>> Begin DATASET EXCERPTS

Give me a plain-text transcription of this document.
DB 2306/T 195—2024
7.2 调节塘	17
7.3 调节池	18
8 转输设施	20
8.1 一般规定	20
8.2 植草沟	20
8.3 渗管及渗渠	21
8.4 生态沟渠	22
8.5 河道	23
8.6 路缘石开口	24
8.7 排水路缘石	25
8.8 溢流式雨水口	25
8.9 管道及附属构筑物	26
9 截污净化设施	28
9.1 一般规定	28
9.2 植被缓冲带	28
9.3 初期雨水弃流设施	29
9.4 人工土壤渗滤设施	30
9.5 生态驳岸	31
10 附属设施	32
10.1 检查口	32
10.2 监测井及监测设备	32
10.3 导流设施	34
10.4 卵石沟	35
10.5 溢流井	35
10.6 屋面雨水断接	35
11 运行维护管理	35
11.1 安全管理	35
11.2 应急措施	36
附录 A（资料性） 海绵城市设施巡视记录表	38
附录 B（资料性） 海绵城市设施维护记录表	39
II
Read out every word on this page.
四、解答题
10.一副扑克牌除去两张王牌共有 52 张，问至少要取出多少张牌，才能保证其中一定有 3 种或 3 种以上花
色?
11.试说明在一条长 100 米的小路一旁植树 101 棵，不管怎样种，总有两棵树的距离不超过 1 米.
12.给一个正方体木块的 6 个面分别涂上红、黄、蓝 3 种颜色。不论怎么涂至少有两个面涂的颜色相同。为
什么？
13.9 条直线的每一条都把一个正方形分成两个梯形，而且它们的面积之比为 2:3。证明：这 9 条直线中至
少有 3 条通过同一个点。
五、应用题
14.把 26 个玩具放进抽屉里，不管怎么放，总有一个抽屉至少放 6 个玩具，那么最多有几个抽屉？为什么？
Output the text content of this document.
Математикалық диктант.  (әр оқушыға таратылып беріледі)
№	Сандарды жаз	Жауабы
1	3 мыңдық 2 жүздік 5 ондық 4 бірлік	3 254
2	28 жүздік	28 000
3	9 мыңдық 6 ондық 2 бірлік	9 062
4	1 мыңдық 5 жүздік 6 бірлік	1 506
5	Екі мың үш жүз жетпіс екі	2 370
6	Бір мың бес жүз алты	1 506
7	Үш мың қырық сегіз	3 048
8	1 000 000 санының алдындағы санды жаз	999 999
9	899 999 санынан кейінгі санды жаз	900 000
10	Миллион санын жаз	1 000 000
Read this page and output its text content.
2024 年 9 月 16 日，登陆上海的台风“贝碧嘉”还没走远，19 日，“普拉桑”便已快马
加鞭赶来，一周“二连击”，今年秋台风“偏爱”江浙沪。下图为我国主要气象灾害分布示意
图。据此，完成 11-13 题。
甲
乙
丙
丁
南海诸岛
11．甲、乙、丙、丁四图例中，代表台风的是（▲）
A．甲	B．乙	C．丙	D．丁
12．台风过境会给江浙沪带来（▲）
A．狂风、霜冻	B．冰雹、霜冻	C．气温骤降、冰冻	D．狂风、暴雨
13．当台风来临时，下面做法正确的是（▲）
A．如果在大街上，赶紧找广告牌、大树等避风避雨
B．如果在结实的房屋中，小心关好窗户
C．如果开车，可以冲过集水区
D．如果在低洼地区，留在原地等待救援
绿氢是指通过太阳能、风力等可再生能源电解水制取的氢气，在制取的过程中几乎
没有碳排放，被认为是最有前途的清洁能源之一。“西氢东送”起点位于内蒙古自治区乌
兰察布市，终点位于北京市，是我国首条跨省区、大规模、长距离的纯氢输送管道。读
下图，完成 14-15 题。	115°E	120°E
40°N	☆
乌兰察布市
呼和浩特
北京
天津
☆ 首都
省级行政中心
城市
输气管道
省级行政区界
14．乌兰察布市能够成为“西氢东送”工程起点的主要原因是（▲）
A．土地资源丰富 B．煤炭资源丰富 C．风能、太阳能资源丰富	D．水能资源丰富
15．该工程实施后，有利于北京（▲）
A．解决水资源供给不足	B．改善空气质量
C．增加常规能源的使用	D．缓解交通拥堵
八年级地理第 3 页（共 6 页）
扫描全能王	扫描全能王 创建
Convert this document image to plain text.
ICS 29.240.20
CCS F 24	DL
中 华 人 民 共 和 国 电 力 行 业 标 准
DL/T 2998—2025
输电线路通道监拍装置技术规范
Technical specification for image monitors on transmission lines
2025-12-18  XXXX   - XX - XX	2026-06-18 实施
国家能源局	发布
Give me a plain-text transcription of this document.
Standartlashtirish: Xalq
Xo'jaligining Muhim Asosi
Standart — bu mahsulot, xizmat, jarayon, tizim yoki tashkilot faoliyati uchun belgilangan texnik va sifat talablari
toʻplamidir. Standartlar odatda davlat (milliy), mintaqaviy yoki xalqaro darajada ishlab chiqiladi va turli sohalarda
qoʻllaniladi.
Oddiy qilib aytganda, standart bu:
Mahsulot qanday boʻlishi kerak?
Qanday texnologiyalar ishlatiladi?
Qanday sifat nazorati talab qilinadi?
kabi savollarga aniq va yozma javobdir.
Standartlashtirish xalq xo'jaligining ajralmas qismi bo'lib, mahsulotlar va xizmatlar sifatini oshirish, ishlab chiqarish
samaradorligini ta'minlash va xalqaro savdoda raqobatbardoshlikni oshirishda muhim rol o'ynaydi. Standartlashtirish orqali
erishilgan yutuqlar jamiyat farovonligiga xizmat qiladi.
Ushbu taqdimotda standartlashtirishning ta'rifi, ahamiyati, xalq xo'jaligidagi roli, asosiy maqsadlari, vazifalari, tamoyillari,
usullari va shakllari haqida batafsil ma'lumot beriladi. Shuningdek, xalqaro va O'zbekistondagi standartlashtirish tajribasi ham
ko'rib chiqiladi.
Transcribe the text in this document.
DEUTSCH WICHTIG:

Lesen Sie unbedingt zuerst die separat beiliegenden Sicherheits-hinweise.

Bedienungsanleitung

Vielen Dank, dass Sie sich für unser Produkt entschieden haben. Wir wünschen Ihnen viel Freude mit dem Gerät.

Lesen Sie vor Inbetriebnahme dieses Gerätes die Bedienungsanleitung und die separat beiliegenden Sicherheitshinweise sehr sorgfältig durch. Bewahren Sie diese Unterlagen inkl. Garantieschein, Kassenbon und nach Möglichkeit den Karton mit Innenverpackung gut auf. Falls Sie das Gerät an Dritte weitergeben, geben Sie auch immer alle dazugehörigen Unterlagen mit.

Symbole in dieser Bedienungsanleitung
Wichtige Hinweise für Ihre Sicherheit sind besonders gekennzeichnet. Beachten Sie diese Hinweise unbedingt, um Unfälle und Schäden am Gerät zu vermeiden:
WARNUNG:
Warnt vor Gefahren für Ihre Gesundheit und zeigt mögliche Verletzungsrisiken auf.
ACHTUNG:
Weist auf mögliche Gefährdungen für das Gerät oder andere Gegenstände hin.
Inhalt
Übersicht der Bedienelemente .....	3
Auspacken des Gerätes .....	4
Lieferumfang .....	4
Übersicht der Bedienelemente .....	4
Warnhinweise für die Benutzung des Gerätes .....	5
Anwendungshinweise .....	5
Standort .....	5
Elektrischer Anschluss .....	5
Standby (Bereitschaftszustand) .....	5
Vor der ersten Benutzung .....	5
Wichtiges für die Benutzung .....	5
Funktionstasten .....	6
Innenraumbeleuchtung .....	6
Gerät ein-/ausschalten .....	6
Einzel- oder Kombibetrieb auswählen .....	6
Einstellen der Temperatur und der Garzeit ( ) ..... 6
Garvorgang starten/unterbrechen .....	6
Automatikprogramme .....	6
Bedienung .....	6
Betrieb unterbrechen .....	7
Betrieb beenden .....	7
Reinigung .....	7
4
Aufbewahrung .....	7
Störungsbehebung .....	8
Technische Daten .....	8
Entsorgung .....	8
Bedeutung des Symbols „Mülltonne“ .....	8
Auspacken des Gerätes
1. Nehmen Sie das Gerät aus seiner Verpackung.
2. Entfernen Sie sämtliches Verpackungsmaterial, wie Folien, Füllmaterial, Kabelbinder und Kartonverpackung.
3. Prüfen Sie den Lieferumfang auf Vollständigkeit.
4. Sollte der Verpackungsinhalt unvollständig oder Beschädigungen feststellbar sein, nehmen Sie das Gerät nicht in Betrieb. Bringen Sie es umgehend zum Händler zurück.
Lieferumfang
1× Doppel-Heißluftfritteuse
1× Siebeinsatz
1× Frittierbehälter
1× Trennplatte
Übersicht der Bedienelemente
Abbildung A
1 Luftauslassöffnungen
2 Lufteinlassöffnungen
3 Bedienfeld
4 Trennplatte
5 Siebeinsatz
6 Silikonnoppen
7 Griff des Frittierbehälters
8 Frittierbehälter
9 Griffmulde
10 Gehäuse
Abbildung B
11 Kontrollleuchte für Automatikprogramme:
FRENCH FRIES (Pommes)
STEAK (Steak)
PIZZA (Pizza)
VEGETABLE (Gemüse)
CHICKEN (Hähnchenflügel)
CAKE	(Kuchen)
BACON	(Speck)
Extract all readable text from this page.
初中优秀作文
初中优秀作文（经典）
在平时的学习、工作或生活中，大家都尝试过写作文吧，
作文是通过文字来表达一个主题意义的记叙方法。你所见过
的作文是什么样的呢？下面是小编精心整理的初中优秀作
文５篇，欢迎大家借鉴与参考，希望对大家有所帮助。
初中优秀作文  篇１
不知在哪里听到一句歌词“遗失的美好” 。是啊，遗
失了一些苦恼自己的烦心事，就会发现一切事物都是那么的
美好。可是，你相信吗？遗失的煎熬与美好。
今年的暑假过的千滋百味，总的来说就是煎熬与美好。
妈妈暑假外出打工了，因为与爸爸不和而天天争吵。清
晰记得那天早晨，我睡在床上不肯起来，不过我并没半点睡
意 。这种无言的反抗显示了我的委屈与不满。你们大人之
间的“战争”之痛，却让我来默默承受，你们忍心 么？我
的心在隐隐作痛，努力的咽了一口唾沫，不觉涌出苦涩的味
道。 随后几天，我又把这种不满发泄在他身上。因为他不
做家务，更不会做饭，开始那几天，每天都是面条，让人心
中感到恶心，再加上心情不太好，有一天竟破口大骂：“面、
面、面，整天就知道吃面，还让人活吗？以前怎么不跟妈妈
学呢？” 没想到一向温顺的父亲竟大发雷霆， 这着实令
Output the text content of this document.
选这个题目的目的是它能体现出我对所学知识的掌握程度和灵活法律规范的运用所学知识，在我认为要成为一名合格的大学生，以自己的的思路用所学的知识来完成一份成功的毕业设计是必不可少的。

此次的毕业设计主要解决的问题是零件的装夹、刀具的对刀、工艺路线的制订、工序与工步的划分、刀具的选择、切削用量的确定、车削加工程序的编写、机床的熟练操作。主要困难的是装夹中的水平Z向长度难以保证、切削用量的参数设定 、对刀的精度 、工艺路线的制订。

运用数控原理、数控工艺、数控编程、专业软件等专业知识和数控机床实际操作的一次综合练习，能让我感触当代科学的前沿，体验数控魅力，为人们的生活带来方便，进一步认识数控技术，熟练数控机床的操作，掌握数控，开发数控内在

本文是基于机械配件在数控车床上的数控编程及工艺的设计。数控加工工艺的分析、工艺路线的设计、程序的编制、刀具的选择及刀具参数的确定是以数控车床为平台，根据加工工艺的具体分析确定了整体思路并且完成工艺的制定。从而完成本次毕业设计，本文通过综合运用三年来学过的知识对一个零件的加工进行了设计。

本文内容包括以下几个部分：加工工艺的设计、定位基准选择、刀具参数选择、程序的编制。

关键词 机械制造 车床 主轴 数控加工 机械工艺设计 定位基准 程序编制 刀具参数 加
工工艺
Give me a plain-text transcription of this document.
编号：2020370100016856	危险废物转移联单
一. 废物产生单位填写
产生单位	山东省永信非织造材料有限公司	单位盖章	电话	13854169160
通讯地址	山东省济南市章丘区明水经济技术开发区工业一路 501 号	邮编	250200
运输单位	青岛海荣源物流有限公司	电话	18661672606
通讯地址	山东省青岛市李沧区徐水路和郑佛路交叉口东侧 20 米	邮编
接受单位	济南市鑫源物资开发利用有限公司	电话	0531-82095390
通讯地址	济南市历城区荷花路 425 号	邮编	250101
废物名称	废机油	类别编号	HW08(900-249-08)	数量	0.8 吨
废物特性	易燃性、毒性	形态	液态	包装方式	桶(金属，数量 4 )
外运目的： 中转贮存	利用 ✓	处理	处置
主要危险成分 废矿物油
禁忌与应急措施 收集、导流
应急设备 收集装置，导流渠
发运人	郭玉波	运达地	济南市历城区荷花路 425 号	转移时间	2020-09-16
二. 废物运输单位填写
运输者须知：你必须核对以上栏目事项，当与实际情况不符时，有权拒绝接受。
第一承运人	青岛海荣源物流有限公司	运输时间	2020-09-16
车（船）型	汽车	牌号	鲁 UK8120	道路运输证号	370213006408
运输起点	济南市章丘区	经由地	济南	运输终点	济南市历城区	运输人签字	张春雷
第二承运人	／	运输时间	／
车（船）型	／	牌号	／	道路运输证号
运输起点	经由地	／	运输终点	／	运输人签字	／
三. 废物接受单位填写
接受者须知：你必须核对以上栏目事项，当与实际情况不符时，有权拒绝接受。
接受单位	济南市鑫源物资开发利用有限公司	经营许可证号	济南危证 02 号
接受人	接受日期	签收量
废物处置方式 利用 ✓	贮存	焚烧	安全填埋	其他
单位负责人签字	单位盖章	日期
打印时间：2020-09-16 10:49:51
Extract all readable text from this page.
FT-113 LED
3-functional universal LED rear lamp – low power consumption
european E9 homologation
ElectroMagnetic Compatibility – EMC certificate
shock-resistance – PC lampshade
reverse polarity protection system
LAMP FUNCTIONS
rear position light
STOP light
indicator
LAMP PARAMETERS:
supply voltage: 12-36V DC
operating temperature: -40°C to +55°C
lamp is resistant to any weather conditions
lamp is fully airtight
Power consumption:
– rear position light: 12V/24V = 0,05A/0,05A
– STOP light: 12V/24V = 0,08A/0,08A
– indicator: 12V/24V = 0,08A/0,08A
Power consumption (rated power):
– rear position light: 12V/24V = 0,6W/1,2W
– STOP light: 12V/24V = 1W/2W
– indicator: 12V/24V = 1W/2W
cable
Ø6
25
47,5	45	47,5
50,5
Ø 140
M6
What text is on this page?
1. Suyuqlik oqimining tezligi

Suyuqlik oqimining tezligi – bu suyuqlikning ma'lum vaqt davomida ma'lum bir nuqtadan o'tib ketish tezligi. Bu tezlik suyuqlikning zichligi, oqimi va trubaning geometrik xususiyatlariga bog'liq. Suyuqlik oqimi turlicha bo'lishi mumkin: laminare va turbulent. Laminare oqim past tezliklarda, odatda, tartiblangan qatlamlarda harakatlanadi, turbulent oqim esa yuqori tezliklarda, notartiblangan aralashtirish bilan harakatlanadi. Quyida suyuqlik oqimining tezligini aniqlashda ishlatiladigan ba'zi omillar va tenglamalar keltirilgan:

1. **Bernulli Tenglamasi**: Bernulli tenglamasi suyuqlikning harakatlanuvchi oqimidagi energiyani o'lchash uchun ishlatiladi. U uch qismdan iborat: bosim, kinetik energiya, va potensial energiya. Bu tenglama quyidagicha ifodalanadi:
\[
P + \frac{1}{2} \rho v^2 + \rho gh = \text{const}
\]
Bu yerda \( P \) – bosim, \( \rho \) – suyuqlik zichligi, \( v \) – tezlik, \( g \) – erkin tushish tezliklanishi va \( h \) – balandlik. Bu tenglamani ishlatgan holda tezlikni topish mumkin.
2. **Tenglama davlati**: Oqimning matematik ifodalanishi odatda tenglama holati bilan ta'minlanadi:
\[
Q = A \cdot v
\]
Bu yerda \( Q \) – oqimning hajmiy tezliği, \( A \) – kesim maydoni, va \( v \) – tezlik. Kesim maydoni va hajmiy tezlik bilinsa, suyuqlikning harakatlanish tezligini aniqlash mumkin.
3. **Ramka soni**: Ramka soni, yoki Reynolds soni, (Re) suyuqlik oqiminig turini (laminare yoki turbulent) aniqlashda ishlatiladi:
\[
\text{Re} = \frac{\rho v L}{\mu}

>> End DATASET EXCERPTS

Compute the number of lines above that contain the string "indicator". Reply with that value only.

3